# [WORK REQUIRED]
Copy every line in the records below that contains the word "demand".

[Collected data]
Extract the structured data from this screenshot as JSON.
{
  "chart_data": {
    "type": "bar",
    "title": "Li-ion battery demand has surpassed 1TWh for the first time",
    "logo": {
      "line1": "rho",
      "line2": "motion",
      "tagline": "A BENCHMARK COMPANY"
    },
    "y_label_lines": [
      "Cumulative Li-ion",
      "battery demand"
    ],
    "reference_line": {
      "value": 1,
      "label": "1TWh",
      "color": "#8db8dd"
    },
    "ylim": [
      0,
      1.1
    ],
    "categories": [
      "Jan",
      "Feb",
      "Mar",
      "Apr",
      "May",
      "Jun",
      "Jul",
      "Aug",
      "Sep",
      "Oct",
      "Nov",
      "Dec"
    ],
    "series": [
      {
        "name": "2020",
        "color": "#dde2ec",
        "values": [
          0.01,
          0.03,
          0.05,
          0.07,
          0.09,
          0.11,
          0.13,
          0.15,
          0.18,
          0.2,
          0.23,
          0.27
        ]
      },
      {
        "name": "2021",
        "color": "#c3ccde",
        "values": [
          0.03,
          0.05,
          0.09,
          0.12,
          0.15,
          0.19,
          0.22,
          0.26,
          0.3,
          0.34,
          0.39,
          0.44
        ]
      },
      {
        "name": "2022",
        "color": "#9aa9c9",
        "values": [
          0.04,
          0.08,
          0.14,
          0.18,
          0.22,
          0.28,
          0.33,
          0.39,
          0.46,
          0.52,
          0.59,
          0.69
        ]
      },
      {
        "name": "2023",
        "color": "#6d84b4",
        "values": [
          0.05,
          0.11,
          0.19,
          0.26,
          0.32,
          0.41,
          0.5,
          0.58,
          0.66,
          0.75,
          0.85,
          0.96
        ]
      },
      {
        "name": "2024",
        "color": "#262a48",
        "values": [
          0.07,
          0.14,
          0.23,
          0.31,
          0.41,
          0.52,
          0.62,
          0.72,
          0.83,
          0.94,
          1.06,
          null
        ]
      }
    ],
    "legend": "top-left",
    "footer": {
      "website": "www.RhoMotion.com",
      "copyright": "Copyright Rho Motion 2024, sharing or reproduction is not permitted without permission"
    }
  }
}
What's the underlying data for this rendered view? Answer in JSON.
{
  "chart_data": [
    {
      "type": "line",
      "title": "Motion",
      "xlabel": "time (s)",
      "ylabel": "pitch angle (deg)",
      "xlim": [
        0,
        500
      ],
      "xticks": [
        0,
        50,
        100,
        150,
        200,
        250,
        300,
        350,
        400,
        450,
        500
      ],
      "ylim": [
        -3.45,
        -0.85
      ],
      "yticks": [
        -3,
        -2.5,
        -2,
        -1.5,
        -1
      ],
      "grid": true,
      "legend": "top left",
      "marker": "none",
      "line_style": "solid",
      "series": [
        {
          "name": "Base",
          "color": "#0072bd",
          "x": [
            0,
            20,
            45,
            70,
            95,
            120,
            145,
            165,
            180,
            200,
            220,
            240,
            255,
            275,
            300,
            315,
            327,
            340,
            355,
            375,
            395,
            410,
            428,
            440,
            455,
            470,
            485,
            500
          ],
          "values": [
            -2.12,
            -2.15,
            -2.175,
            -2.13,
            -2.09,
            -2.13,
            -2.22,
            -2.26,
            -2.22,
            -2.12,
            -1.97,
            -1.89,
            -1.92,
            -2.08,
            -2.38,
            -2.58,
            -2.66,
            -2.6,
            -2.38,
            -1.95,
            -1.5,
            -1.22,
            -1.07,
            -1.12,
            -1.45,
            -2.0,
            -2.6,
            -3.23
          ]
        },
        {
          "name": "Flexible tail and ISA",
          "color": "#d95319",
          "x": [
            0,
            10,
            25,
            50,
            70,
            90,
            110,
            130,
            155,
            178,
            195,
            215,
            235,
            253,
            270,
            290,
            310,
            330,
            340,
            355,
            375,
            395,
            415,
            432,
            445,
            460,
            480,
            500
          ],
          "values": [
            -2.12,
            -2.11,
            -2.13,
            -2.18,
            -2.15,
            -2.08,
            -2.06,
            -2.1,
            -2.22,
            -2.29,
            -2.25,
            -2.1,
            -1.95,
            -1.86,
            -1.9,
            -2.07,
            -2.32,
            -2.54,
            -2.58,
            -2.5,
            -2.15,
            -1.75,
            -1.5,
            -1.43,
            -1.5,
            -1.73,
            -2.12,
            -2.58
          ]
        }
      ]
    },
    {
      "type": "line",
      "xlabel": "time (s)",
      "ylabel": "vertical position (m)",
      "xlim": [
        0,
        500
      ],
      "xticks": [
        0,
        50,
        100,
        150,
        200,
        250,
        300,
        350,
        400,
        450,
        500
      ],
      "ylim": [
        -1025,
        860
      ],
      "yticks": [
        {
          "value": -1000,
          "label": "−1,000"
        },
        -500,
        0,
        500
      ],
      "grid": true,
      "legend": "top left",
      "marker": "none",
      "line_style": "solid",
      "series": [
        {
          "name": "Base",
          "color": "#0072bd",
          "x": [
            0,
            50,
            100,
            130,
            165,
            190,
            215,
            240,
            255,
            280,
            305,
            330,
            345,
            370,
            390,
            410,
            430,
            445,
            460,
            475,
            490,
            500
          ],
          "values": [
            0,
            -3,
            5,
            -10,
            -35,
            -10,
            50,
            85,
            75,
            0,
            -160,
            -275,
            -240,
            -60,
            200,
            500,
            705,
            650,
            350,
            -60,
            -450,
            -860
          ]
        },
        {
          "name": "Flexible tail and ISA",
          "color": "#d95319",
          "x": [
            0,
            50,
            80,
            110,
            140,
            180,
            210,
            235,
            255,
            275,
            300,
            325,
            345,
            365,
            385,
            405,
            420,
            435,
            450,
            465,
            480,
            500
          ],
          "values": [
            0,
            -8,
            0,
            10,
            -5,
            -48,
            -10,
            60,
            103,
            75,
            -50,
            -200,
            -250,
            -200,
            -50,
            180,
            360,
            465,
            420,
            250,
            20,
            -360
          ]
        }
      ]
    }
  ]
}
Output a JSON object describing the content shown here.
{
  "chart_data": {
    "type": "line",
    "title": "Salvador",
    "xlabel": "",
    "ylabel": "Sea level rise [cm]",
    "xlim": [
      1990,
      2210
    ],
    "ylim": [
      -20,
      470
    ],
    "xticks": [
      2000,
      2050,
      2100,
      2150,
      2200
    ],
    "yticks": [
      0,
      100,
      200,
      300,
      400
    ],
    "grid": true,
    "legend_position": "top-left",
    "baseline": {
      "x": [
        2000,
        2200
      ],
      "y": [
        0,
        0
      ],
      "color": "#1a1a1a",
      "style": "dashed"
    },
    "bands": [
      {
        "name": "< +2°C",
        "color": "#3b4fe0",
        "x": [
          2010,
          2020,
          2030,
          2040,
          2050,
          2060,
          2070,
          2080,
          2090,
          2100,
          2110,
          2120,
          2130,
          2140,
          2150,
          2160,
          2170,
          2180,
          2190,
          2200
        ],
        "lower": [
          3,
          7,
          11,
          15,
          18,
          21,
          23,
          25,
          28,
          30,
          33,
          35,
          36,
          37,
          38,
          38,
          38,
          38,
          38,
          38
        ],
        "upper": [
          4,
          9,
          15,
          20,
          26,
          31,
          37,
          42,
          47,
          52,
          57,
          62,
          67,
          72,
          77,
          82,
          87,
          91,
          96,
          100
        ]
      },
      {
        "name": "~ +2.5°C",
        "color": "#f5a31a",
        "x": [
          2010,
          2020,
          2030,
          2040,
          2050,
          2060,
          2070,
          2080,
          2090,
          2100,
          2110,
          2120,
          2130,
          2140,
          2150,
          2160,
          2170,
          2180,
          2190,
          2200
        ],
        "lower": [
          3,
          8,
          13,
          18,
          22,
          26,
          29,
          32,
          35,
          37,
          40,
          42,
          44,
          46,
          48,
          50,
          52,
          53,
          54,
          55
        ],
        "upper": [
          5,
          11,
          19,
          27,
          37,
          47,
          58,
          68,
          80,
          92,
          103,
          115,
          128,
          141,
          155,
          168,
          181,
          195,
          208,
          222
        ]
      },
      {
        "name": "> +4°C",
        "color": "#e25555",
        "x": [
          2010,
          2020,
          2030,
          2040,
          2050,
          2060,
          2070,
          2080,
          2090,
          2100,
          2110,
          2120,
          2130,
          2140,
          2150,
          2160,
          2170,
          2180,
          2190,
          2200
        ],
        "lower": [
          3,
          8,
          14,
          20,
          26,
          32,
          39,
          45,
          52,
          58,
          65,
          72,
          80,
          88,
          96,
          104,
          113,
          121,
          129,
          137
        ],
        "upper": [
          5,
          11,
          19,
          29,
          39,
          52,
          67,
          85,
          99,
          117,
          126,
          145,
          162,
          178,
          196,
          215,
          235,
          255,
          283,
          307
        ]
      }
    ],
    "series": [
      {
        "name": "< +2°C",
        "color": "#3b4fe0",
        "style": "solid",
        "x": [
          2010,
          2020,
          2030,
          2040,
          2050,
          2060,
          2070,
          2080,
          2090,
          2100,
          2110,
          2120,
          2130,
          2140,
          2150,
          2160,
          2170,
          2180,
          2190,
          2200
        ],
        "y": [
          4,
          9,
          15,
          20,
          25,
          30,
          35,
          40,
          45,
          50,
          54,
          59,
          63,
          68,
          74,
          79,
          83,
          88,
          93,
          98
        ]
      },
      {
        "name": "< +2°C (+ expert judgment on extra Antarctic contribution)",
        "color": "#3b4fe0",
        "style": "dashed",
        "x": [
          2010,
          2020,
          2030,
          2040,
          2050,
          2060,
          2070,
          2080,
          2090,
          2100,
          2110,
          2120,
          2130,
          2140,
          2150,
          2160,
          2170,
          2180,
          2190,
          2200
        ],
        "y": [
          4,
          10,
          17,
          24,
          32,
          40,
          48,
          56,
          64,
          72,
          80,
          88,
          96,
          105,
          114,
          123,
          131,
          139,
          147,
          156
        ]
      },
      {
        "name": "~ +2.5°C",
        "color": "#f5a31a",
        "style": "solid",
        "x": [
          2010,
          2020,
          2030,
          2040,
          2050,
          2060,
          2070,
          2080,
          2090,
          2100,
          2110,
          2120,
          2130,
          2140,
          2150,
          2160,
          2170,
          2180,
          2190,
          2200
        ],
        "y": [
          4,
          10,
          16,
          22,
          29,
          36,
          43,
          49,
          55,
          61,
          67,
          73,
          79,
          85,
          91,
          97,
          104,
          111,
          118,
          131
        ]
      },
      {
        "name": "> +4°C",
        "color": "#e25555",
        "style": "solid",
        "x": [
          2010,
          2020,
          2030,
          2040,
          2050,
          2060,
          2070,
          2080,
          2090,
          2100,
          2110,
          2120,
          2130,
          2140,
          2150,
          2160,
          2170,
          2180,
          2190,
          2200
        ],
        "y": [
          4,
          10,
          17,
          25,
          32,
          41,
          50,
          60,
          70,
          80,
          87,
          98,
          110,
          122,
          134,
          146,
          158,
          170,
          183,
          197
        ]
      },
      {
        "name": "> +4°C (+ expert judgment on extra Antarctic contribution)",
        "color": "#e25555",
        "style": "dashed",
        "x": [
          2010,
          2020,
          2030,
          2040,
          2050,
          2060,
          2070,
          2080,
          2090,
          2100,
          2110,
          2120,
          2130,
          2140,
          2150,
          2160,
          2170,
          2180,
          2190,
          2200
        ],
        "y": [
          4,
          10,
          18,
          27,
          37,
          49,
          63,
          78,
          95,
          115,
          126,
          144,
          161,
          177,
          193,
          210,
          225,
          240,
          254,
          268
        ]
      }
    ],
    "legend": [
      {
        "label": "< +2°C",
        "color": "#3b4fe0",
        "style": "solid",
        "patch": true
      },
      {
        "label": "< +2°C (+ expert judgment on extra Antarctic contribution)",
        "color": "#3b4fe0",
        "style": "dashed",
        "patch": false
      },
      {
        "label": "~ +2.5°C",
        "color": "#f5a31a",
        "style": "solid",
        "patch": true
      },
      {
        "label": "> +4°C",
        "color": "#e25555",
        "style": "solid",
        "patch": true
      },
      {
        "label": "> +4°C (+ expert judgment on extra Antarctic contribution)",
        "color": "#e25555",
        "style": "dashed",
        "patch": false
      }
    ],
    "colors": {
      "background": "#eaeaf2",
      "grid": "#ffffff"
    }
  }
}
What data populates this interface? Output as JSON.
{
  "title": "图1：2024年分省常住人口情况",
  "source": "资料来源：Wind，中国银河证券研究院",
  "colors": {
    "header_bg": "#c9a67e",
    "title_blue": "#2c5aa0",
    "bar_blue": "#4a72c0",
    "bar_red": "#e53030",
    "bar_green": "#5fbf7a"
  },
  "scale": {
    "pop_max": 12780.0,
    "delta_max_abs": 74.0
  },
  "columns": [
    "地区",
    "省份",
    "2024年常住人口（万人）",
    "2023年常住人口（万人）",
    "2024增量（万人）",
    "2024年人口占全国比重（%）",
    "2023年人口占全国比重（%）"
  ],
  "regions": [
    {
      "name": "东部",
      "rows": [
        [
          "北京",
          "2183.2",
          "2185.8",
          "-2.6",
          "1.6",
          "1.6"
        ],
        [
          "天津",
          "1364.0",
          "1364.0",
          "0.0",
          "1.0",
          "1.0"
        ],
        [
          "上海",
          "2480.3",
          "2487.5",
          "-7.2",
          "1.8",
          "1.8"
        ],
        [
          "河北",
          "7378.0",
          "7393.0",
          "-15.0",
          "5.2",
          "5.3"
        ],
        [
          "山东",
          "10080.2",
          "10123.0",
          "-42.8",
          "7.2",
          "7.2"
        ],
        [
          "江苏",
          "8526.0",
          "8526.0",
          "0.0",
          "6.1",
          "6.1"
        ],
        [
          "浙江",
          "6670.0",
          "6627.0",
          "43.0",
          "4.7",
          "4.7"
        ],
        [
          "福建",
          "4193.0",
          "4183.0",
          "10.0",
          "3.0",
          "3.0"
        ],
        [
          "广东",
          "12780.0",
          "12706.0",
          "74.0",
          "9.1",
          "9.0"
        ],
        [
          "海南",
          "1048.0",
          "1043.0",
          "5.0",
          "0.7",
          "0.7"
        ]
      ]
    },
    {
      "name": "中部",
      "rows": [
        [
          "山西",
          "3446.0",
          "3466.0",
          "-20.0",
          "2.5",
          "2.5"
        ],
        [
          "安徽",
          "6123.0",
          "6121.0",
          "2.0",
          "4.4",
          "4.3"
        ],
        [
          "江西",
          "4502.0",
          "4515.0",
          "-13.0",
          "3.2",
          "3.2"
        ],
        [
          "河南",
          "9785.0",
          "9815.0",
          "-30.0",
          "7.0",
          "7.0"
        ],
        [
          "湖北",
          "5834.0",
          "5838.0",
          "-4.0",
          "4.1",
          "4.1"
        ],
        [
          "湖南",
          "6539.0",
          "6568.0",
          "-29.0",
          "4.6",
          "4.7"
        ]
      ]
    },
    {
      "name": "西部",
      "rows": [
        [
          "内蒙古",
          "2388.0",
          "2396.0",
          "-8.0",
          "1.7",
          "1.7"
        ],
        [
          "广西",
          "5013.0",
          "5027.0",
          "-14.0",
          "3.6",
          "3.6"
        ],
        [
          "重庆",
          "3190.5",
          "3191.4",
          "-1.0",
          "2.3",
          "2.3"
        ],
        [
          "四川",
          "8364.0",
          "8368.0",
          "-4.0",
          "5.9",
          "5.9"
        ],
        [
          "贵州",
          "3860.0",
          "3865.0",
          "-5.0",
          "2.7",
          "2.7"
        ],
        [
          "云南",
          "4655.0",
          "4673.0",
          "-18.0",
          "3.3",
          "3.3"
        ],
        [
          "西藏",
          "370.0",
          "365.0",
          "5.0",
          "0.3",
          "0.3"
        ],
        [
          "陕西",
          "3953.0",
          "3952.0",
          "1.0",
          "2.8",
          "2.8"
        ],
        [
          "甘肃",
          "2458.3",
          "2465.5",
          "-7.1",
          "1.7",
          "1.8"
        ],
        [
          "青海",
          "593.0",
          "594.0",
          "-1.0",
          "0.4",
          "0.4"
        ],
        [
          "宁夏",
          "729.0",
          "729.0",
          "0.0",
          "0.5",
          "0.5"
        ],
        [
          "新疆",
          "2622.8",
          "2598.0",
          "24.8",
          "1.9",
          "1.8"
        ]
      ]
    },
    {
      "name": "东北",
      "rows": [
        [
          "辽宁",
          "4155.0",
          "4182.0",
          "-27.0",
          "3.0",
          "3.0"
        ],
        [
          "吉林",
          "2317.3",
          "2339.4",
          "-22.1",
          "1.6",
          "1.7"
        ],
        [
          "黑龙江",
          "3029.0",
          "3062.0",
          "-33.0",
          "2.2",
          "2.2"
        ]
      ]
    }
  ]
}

# [CORRECT ANSWER]
    "title": "Li-ion battery demand has surpassed 1TWh for the first time",
      "battery demand"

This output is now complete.